◆ WHAT TO WORK ON
Copy every line of the records below where the word "after" occurs.

[Stored data]
»»

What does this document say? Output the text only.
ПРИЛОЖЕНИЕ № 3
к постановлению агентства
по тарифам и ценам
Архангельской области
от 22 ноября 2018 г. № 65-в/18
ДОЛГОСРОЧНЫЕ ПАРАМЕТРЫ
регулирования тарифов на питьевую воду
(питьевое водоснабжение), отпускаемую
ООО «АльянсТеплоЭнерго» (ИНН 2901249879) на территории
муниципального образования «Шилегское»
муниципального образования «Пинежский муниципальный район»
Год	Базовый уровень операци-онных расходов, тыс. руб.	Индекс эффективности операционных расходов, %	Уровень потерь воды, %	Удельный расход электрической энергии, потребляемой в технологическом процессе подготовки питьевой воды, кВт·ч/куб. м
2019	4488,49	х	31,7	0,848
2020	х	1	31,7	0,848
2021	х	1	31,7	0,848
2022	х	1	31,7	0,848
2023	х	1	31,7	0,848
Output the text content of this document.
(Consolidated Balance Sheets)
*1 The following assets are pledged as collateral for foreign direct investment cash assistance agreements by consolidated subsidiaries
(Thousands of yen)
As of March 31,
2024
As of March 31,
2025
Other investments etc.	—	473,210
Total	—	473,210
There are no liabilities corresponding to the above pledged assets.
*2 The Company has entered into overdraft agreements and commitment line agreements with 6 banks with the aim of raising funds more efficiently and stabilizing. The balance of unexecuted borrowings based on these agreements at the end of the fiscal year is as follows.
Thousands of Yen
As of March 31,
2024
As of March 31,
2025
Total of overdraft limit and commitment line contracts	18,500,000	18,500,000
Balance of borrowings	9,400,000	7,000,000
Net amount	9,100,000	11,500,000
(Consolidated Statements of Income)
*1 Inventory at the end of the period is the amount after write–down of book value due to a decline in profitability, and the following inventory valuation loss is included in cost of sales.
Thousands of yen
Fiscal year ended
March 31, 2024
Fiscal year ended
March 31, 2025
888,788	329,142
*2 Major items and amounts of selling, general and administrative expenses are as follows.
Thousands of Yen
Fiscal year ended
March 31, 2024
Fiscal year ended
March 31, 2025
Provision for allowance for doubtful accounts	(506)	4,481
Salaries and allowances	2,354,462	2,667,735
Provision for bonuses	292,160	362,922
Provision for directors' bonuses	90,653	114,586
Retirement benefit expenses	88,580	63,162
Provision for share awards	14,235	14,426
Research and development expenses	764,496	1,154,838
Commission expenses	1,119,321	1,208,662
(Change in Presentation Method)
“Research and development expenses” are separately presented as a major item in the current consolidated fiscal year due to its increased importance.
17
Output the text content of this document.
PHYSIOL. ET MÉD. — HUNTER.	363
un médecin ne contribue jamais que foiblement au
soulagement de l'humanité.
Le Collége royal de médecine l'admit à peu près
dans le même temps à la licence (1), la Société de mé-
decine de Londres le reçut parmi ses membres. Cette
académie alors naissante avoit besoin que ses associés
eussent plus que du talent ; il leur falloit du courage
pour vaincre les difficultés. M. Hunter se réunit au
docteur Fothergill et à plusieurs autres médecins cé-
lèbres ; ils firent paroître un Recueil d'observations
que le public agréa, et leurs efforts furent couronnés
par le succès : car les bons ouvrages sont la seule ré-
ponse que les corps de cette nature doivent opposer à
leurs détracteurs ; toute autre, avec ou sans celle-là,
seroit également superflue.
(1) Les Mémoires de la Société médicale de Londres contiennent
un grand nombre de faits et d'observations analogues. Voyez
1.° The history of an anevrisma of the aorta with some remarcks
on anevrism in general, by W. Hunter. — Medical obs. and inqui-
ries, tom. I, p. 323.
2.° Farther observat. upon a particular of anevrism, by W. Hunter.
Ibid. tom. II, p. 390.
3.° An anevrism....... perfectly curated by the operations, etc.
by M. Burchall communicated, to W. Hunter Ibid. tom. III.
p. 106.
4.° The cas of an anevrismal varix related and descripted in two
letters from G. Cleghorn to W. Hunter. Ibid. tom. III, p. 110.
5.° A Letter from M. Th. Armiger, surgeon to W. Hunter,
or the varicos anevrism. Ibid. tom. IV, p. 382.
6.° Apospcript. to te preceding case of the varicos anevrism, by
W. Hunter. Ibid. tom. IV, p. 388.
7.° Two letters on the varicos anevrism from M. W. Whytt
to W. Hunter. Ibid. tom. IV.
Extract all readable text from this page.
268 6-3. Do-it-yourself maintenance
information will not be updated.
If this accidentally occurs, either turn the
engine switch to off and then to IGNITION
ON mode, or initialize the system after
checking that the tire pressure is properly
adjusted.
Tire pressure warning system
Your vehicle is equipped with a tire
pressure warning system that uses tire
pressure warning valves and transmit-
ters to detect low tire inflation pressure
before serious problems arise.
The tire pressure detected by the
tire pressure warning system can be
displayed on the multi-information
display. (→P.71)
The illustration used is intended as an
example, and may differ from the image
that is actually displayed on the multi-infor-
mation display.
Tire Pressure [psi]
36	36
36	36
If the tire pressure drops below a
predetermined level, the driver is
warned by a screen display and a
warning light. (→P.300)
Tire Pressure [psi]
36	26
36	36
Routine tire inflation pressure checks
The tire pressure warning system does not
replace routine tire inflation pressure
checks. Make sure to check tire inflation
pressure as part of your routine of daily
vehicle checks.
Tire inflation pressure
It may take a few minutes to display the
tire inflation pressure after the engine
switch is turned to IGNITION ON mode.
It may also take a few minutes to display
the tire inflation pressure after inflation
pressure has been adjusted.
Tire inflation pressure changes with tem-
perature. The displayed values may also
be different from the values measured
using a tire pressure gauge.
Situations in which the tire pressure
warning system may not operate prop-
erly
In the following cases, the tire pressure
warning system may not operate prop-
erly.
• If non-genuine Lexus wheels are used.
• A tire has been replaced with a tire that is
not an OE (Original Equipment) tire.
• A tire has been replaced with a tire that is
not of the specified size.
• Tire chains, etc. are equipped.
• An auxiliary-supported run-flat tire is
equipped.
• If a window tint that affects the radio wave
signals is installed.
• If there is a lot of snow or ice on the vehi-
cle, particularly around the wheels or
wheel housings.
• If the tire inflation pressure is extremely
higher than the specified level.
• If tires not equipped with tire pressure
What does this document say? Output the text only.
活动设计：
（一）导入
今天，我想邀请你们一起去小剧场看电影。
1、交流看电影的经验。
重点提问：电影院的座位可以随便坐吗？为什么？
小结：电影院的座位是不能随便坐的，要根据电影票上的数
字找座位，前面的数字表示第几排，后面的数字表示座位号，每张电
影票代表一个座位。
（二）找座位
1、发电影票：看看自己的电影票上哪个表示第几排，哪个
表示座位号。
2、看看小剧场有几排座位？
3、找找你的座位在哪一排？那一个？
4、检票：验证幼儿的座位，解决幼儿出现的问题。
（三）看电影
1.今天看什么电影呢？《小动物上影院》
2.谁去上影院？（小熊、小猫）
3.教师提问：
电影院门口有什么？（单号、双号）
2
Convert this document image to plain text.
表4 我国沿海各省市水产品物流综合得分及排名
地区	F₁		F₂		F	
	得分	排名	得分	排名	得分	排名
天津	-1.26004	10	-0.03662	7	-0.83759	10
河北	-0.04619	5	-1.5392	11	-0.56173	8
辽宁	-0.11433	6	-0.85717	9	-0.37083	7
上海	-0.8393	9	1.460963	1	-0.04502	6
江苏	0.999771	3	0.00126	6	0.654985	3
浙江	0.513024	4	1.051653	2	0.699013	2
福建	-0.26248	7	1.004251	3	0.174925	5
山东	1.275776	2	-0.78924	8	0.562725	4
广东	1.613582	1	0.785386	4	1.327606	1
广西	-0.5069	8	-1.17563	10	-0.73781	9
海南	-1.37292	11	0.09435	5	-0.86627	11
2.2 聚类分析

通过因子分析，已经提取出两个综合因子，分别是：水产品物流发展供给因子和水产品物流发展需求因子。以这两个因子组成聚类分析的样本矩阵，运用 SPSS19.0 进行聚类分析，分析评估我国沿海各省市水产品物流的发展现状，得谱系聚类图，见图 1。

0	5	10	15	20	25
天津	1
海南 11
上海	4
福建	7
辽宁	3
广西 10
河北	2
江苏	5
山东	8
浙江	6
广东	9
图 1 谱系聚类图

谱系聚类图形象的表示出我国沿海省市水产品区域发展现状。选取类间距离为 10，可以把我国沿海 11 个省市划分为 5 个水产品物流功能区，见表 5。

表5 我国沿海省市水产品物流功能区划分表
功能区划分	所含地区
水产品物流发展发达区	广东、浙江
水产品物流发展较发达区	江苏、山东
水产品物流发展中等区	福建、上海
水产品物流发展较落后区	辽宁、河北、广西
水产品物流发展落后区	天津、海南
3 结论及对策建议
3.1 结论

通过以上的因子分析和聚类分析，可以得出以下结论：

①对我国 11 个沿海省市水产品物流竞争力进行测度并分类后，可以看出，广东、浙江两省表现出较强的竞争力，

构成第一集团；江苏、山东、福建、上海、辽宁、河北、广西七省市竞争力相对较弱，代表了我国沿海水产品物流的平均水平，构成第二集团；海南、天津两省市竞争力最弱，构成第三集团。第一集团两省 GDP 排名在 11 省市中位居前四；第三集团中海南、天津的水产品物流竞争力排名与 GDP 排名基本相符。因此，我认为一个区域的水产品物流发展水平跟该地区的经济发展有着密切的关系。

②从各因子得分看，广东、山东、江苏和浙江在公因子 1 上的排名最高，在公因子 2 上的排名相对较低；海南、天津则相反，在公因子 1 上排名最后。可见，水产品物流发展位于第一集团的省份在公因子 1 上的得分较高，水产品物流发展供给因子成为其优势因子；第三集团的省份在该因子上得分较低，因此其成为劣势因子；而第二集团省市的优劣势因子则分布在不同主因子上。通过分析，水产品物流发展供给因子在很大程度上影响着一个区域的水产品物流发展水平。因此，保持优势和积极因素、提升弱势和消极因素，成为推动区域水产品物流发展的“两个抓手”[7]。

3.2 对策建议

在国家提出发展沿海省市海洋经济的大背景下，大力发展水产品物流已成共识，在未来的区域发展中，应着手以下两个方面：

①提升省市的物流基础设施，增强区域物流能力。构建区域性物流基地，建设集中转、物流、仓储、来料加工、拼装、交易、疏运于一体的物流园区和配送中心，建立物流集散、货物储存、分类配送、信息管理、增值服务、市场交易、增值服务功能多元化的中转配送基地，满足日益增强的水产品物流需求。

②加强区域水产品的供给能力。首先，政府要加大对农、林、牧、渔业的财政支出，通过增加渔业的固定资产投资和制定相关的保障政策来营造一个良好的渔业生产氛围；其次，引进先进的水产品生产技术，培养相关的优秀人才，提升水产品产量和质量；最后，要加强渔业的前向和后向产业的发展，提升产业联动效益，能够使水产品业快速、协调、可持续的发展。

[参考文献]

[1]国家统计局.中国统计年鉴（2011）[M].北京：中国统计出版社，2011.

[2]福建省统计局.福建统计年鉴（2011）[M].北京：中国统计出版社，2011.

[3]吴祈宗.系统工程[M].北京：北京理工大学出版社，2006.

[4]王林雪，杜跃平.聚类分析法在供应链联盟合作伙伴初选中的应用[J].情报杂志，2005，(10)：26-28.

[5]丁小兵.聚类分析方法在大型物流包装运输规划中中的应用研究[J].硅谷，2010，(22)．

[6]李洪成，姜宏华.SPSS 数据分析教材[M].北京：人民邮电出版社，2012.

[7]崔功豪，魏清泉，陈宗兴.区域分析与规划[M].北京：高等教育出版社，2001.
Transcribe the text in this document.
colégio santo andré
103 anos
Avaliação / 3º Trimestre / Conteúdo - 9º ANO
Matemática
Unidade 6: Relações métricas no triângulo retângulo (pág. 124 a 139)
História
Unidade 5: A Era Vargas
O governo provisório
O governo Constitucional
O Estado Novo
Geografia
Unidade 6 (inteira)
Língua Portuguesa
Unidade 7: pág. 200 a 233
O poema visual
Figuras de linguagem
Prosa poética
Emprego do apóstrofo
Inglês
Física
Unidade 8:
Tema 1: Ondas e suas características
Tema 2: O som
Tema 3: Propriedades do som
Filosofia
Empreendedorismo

««

◆ TASK SOLUTION
*1 Inventory at the end of the period is the amount after write–down of book value due to a decline in profitability, and the following inventory valuation loss is included in cost of sales.
ON mode, or initialize the system after
tire inflation pressure after the engine
the tire inflation pressure after inflation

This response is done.